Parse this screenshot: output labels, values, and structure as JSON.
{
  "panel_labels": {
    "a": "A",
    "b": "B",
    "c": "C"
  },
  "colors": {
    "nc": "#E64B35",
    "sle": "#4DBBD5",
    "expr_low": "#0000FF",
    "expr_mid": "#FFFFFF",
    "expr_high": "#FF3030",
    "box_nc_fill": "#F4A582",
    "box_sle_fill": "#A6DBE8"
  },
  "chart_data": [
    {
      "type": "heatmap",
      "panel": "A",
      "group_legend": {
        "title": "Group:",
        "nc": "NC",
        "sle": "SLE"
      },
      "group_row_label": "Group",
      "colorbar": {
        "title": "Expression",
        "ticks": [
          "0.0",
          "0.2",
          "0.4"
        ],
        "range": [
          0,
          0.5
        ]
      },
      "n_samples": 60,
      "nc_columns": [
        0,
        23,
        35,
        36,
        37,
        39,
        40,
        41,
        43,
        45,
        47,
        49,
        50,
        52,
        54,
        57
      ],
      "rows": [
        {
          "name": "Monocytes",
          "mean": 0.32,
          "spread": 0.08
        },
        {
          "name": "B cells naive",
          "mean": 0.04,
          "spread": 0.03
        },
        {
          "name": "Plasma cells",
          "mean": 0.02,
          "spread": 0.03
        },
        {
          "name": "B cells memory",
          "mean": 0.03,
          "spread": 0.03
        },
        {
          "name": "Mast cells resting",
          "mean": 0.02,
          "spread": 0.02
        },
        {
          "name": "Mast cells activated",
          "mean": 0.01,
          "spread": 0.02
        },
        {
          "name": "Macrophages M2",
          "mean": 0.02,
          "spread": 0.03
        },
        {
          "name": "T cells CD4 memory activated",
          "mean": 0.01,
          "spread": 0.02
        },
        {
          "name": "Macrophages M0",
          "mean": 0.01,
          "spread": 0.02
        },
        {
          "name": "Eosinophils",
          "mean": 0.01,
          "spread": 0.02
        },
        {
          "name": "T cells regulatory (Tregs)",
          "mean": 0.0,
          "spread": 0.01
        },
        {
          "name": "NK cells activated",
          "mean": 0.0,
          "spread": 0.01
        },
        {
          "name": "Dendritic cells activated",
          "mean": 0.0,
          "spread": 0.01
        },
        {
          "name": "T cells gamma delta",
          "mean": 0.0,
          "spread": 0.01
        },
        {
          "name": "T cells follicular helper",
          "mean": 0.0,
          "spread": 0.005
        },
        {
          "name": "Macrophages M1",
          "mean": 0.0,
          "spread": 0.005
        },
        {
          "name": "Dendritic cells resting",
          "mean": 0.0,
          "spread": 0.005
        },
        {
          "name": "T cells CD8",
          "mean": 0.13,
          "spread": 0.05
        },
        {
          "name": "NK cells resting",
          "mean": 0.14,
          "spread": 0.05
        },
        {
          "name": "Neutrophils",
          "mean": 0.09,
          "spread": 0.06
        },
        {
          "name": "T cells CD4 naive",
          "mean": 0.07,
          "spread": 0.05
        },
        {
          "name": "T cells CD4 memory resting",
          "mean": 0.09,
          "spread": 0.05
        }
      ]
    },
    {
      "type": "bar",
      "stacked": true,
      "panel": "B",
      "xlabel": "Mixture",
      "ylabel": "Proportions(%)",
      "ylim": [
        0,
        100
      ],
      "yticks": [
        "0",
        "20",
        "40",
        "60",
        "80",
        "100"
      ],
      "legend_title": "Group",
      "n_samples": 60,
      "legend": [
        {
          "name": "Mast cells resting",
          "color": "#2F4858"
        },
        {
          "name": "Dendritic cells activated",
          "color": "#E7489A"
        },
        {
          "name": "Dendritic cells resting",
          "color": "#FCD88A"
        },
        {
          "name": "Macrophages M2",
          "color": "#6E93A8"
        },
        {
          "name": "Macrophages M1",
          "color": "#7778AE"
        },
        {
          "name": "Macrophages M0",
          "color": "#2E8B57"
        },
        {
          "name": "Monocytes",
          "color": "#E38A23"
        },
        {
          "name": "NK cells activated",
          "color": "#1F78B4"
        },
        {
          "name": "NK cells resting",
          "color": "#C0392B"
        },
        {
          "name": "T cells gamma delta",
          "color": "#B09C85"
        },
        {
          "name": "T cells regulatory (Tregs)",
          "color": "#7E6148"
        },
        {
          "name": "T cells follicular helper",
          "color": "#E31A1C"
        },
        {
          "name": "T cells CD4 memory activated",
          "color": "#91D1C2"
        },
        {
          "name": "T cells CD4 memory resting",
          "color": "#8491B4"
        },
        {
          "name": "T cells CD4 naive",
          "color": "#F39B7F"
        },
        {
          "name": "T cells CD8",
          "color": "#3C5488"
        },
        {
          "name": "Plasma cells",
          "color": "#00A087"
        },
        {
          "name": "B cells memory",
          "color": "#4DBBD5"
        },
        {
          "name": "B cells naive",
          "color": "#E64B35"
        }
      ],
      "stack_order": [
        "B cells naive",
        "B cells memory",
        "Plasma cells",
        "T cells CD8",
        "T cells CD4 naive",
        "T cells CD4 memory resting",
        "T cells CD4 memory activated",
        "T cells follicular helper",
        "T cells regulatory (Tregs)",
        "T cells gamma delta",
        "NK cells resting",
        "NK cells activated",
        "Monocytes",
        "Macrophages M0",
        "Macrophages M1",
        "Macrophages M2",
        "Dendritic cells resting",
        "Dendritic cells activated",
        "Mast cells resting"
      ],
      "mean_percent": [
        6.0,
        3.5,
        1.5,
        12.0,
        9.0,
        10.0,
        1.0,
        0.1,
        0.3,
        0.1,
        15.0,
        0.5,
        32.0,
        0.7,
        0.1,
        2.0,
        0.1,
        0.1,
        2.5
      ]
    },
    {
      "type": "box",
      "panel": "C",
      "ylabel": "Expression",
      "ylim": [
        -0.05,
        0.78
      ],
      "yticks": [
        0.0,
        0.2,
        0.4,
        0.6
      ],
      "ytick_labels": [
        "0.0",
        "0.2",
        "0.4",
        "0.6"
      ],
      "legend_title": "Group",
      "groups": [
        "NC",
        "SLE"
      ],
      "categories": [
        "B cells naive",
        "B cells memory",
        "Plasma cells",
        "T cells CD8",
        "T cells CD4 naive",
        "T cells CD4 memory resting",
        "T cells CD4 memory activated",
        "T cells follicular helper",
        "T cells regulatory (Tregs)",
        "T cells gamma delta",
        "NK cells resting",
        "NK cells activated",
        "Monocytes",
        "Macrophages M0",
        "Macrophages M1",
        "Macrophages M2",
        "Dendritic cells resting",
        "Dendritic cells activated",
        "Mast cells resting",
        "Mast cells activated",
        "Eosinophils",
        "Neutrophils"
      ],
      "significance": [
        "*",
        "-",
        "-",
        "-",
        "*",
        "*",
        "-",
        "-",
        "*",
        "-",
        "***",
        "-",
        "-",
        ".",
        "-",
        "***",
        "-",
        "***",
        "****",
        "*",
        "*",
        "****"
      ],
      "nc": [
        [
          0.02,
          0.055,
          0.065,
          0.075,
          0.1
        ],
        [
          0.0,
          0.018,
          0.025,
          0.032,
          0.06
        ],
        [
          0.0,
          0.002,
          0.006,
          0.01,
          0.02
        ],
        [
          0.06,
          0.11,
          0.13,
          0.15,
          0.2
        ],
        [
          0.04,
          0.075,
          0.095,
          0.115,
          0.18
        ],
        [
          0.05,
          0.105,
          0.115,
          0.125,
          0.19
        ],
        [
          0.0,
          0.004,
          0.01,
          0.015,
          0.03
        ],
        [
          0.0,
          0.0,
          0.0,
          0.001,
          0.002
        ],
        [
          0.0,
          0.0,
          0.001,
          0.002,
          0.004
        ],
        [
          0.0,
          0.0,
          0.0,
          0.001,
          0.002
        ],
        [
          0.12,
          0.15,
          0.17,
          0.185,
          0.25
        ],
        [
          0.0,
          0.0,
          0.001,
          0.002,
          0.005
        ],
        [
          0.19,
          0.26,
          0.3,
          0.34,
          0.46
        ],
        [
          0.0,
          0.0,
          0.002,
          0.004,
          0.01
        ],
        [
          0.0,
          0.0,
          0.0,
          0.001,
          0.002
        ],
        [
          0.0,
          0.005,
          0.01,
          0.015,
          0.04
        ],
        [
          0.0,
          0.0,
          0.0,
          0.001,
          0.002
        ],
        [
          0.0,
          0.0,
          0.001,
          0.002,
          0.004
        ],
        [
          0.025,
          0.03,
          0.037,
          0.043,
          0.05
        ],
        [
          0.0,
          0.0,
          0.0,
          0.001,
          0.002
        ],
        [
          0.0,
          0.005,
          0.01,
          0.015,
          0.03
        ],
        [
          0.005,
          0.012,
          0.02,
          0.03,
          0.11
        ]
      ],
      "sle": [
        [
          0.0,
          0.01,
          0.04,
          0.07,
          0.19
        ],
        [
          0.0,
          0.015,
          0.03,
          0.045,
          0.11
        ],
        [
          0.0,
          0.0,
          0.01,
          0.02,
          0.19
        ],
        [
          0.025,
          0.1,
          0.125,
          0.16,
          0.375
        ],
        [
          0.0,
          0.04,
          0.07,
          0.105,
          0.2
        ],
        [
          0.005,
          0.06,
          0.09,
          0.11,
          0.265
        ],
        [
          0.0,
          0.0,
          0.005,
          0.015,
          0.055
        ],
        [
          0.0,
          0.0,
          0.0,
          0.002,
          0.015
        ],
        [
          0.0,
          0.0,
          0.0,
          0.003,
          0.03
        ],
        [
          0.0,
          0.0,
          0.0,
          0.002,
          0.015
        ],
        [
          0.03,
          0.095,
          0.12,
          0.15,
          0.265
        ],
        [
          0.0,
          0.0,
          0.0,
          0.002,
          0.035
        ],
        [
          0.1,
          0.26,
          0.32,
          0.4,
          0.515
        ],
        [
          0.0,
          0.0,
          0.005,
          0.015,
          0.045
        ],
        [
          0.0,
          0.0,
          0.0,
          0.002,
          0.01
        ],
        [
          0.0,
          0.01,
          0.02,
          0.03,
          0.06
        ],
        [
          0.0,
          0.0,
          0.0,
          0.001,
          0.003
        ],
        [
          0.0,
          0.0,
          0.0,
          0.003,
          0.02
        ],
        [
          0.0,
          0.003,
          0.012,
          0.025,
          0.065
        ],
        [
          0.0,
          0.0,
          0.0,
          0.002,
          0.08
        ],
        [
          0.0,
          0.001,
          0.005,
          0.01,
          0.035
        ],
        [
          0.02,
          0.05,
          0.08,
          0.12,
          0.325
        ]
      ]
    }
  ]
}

-------

**Instructions to follow:**
Find and copy every line in the entries above where the string "Mast" occurs.

**Exercise result:**
          "name": "Mast cells resting",
          "name": "Mast cells activated",
          "name": "Mast cells resting",
        "Mast cells resting"
        "Mast cells resting",
        "Mast cells activated",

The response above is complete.